**PROBLEM DESCRIPTION**
Please pull out every line that includes the string "design".

**DATA SHOWN**
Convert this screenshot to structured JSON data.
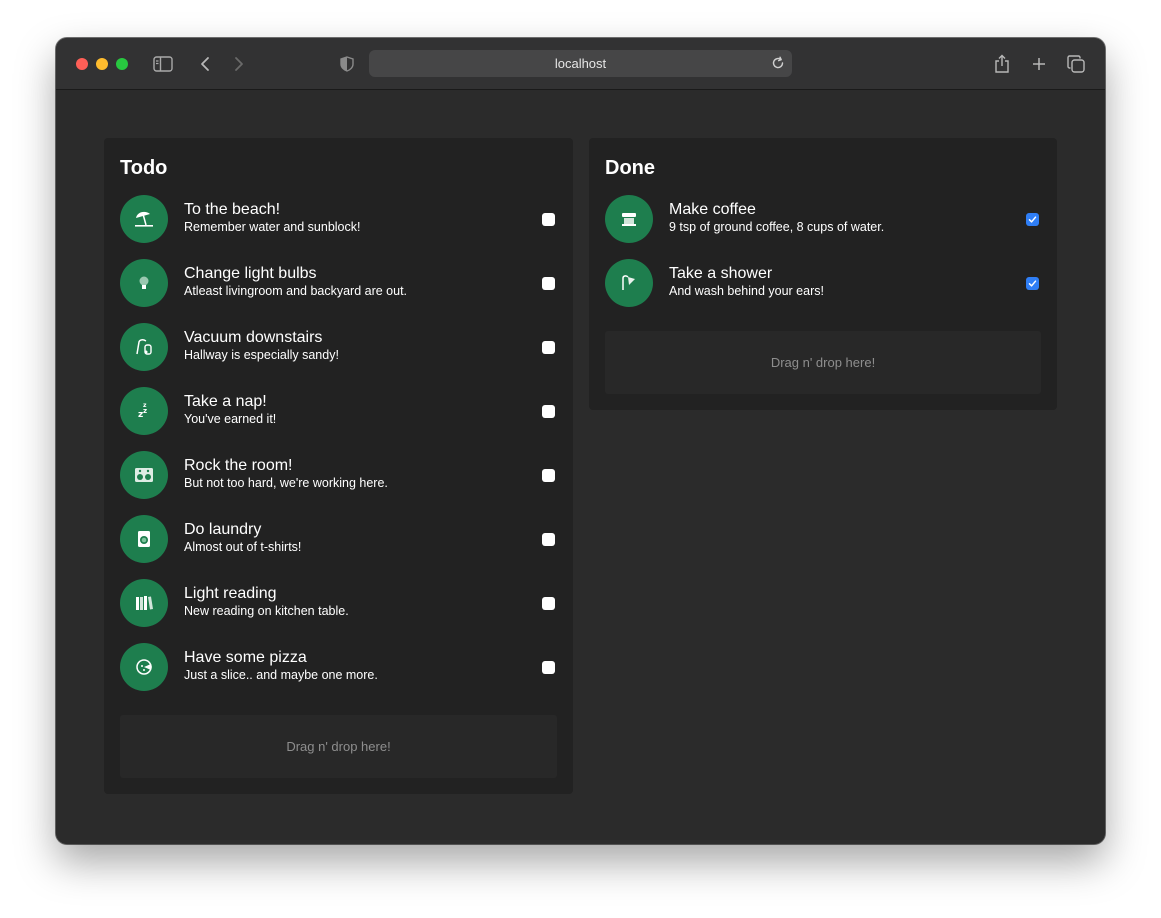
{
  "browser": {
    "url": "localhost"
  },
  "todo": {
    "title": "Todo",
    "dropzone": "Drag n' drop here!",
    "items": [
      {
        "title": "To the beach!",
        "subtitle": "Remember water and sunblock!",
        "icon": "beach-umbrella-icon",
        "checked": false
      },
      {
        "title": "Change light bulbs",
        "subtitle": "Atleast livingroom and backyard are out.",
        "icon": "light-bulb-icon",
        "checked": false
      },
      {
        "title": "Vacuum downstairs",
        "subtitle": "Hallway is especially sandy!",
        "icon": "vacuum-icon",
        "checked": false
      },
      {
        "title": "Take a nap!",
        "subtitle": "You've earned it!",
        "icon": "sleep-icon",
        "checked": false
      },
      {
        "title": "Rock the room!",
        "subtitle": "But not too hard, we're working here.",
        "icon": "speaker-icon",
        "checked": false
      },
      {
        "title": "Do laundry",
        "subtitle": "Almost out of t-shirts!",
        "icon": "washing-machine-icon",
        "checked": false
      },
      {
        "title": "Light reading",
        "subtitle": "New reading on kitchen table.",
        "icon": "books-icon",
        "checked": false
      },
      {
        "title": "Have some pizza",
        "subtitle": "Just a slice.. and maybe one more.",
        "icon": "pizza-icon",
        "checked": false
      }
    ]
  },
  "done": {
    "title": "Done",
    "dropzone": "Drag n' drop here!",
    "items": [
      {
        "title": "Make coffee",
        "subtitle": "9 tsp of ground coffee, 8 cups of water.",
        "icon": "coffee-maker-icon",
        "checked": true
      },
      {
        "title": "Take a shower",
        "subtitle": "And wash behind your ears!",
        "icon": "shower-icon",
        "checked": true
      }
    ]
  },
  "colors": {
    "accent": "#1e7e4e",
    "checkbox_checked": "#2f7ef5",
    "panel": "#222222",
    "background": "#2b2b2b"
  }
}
--
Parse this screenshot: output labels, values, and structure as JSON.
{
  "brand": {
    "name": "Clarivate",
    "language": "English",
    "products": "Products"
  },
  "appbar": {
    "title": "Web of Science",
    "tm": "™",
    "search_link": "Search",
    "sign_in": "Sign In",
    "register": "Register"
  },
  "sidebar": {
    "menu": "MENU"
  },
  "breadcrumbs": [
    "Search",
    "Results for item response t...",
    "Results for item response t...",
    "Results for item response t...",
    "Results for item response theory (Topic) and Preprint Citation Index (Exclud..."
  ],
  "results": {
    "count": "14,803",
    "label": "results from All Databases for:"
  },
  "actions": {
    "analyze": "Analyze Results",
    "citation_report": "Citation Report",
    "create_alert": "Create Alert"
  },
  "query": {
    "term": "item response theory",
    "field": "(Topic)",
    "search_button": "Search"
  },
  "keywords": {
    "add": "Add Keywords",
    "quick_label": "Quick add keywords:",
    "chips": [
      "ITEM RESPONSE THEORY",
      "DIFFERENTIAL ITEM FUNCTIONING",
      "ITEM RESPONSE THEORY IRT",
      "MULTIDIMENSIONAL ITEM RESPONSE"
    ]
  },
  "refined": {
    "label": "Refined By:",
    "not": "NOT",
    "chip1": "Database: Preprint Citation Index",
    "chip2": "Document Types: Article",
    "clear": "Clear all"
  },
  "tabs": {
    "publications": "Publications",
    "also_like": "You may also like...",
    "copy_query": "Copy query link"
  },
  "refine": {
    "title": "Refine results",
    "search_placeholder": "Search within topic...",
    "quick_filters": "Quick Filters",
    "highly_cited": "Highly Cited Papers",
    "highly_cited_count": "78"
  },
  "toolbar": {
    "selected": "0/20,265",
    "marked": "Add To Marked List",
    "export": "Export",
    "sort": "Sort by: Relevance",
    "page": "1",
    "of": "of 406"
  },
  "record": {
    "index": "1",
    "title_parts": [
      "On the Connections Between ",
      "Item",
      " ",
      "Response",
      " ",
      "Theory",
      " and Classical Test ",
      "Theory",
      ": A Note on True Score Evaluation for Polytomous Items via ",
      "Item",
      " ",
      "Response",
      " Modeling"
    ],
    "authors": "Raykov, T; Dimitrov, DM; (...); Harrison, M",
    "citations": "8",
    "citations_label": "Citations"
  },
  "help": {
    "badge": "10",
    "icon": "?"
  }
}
--
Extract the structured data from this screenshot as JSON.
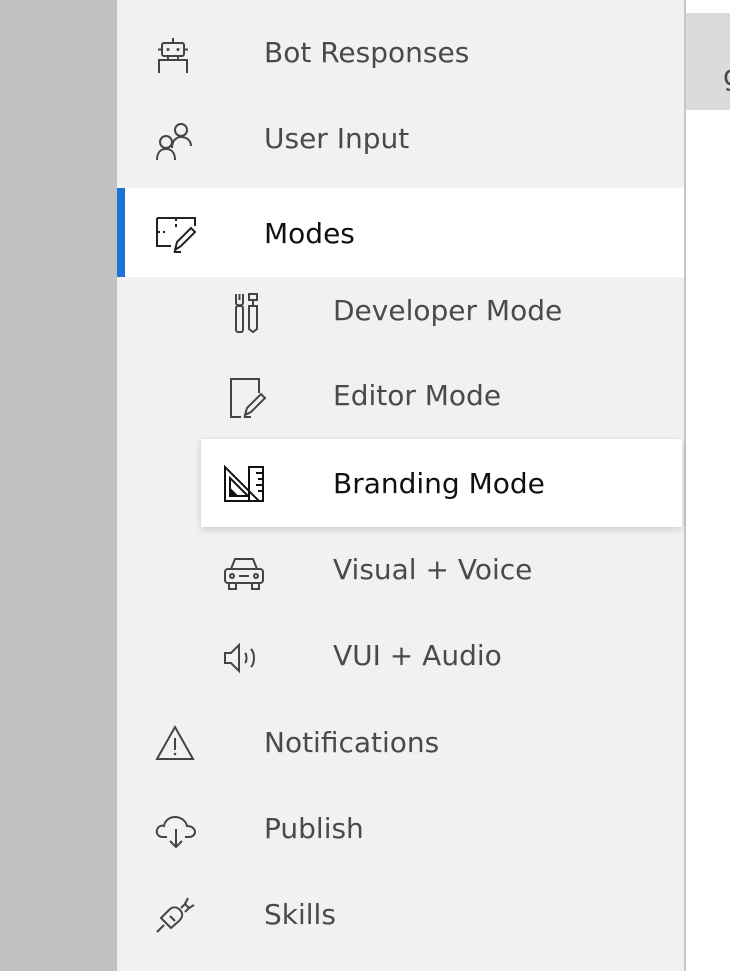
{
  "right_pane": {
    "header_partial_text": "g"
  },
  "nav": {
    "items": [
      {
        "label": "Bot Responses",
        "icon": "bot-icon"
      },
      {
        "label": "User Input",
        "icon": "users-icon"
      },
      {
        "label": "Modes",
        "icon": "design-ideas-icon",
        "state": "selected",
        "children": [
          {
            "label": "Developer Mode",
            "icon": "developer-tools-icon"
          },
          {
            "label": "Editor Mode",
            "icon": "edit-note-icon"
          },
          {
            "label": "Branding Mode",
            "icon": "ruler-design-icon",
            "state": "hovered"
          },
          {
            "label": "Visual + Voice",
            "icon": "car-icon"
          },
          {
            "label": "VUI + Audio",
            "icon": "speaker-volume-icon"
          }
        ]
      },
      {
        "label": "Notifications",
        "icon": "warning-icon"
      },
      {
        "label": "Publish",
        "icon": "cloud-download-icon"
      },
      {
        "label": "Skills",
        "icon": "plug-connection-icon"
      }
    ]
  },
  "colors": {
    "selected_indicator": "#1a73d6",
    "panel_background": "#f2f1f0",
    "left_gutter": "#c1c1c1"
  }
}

**FULL ANSWER**
        "icon": "design-ideas-icon",
            "icon": "ruler-design-icon",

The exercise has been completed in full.